Stated exercise: Give the number of lines that include the word "ylabel", and nothing else.

Supplied data:
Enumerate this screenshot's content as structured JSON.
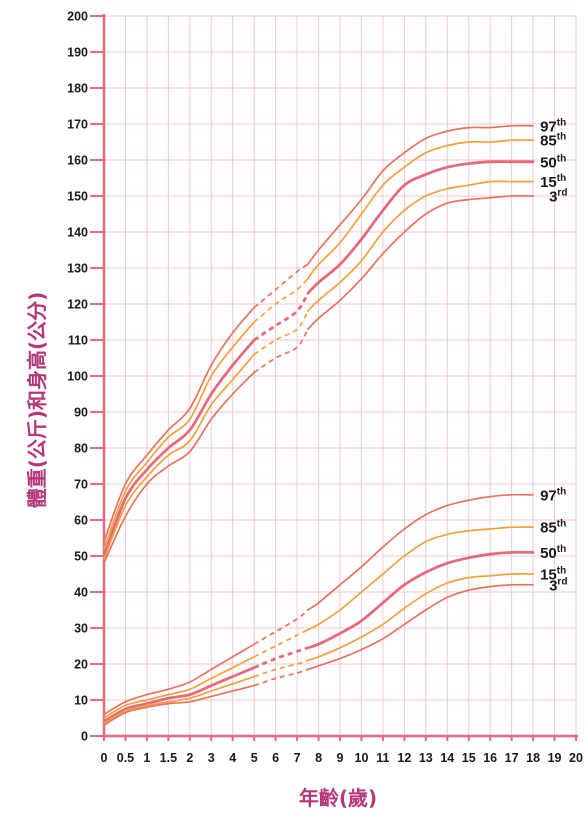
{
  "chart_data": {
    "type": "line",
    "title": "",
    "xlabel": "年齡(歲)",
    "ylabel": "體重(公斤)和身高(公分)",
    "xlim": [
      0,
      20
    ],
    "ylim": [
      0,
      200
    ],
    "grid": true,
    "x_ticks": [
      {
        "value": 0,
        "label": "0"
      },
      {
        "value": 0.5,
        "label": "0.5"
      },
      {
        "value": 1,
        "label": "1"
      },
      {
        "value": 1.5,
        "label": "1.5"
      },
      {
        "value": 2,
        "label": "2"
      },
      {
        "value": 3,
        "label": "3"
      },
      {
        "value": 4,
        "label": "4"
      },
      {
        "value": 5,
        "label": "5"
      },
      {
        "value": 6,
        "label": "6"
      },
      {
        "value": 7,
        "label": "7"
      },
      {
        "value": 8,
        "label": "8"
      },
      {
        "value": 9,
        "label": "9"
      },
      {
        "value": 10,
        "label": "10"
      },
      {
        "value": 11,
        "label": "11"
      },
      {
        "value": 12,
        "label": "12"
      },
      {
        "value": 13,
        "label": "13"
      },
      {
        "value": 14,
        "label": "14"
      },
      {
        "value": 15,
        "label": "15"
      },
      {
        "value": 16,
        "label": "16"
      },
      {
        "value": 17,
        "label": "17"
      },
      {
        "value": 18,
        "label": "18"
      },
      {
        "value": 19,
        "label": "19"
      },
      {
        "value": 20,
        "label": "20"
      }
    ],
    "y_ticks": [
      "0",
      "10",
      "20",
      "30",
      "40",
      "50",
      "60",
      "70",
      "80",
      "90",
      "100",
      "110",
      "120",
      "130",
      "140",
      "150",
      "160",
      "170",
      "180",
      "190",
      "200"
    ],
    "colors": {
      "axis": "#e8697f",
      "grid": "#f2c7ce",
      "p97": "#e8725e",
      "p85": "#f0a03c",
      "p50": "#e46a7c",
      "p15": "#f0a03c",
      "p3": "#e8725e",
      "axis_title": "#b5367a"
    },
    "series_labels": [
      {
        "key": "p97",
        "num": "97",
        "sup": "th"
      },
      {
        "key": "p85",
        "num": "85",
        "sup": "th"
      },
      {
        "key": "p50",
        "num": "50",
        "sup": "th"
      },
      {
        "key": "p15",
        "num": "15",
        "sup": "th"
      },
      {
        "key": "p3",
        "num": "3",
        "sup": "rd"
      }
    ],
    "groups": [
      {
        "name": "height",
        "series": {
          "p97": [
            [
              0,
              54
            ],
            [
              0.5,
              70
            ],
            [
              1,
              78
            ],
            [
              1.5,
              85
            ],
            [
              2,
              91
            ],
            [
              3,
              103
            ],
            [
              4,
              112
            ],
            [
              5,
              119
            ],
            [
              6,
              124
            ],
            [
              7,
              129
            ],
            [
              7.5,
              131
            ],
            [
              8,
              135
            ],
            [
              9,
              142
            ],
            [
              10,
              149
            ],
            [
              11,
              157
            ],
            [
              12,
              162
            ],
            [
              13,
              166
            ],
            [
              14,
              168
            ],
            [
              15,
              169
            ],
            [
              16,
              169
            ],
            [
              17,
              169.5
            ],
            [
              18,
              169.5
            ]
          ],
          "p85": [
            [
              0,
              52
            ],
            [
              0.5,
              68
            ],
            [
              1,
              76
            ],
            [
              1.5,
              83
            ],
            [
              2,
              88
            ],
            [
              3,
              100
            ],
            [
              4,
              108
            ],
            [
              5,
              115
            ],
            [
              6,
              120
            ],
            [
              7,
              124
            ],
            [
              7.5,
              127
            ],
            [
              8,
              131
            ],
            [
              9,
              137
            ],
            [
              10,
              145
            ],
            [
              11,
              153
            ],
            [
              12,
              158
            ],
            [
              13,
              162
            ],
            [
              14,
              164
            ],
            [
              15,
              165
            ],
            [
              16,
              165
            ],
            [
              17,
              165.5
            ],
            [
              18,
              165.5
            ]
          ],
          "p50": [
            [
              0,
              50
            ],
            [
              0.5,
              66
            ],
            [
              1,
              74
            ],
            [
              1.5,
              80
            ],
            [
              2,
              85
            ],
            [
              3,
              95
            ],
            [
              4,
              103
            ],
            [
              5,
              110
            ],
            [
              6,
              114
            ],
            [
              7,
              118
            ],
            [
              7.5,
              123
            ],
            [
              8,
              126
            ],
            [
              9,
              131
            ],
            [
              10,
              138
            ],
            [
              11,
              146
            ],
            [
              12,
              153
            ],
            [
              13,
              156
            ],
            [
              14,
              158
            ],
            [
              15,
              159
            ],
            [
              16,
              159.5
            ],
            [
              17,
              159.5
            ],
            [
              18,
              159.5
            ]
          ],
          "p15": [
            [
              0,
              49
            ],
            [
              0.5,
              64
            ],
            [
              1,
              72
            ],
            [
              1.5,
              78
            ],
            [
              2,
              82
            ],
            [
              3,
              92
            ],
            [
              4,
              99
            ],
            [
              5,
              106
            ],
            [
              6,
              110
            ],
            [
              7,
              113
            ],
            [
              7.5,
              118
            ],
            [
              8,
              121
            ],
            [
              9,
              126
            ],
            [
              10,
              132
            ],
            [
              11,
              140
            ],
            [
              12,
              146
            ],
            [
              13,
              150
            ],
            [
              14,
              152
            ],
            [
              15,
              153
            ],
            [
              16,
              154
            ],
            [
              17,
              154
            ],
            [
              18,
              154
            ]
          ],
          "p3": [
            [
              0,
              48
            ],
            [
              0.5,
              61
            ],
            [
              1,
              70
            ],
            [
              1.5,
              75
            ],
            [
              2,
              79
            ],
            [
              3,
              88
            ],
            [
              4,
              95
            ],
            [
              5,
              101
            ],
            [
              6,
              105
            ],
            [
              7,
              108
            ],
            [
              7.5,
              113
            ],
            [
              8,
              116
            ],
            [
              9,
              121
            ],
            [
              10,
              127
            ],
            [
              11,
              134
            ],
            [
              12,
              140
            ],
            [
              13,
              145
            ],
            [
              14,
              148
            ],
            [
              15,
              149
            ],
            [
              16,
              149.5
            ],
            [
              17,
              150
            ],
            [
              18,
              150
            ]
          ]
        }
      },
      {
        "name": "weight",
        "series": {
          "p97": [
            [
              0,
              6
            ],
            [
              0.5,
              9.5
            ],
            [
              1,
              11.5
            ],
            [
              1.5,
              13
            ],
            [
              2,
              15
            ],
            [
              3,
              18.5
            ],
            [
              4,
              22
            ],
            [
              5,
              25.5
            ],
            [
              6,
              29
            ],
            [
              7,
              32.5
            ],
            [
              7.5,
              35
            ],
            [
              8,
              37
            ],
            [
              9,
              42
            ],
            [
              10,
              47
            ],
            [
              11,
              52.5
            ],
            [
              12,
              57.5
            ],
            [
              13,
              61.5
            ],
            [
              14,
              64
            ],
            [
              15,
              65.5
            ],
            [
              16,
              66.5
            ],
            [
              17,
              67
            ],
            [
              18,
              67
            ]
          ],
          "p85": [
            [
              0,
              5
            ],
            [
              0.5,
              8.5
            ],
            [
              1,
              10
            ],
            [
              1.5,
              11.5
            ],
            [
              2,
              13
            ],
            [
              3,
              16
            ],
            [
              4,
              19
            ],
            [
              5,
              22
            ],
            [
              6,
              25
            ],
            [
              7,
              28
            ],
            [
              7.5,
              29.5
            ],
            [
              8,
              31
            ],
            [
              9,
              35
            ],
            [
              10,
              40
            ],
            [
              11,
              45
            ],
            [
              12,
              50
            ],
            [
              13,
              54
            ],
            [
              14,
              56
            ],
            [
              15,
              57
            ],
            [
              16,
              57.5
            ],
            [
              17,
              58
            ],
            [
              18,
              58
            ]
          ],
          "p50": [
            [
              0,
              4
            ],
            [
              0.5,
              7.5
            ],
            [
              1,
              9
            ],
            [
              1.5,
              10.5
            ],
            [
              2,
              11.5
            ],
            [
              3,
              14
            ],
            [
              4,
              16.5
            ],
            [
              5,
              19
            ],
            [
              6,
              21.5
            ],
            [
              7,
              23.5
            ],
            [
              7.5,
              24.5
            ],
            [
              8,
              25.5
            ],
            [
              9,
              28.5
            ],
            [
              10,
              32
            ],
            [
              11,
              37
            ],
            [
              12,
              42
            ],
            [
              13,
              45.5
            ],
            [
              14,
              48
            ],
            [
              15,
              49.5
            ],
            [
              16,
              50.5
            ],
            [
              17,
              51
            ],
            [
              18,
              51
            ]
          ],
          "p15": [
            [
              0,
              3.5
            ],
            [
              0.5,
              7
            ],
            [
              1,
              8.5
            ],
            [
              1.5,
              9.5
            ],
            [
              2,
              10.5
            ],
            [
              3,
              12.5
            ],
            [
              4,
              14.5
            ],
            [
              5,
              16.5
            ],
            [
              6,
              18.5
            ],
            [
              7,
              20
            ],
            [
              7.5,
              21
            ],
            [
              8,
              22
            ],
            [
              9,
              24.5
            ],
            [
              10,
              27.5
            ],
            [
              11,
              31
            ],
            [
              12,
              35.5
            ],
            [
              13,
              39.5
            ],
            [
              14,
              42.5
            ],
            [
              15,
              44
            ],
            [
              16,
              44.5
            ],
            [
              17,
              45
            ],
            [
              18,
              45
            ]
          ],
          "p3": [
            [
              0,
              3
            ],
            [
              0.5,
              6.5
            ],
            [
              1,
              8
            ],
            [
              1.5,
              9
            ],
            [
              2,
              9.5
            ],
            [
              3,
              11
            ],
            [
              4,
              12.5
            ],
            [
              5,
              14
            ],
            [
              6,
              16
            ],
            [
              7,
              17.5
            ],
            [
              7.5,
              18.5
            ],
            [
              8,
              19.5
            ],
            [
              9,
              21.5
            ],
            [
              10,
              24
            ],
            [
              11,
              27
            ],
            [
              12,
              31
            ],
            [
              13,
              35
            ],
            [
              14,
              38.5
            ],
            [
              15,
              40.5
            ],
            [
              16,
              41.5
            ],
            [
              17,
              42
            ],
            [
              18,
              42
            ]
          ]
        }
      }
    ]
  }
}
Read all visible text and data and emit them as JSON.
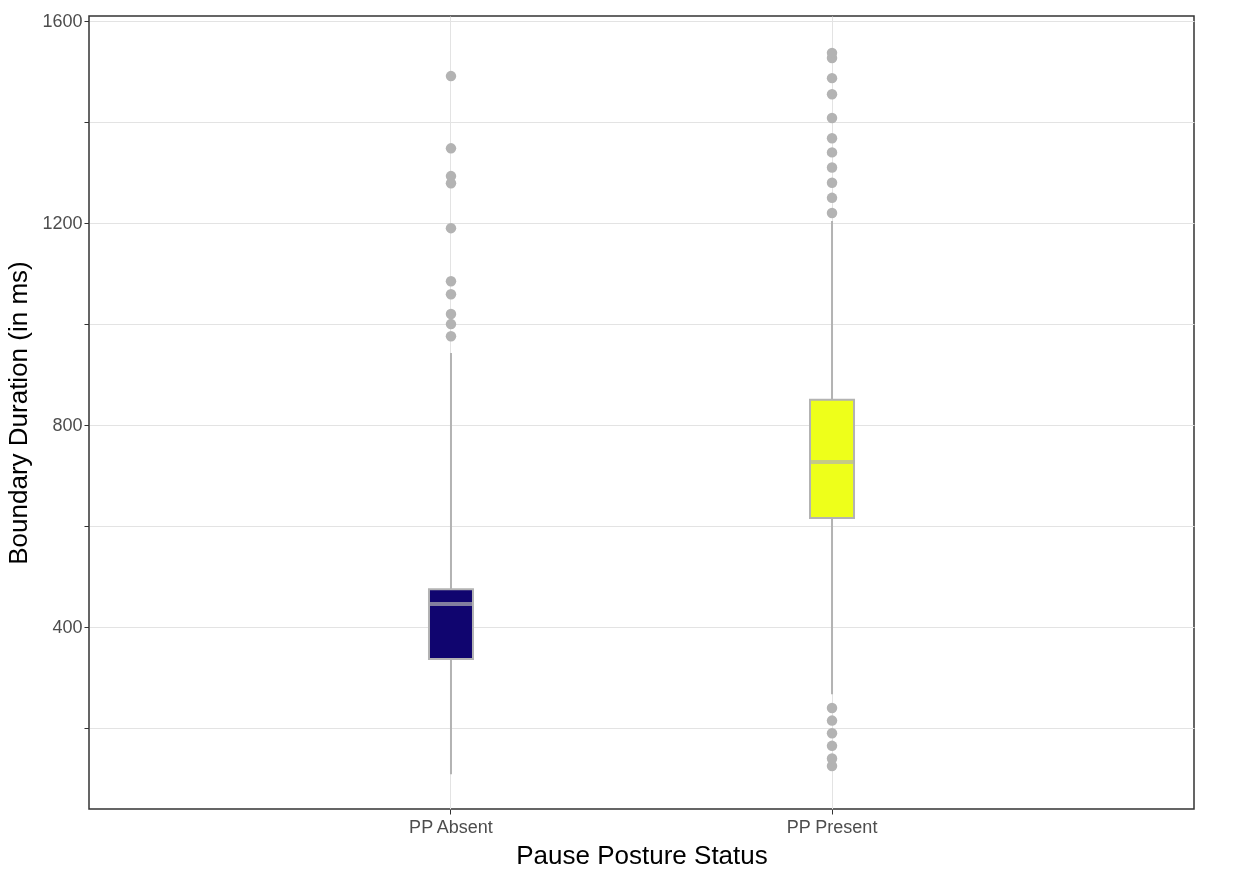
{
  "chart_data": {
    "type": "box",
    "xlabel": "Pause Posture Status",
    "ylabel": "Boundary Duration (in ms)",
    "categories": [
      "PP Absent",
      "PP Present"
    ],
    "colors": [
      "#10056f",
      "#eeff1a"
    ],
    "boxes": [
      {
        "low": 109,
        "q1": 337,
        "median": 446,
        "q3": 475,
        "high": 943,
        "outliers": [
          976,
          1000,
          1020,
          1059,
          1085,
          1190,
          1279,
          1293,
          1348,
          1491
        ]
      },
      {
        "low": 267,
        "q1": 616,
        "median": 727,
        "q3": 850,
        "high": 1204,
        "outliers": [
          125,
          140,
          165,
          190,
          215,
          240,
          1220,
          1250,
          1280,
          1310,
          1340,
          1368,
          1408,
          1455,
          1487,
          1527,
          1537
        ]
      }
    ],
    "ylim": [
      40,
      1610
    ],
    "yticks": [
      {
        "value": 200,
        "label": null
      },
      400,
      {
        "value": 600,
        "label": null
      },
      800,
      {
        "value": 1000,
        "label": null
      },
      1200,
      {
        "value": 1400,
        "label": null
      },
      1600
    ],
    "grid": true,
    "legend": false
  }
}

Result: 2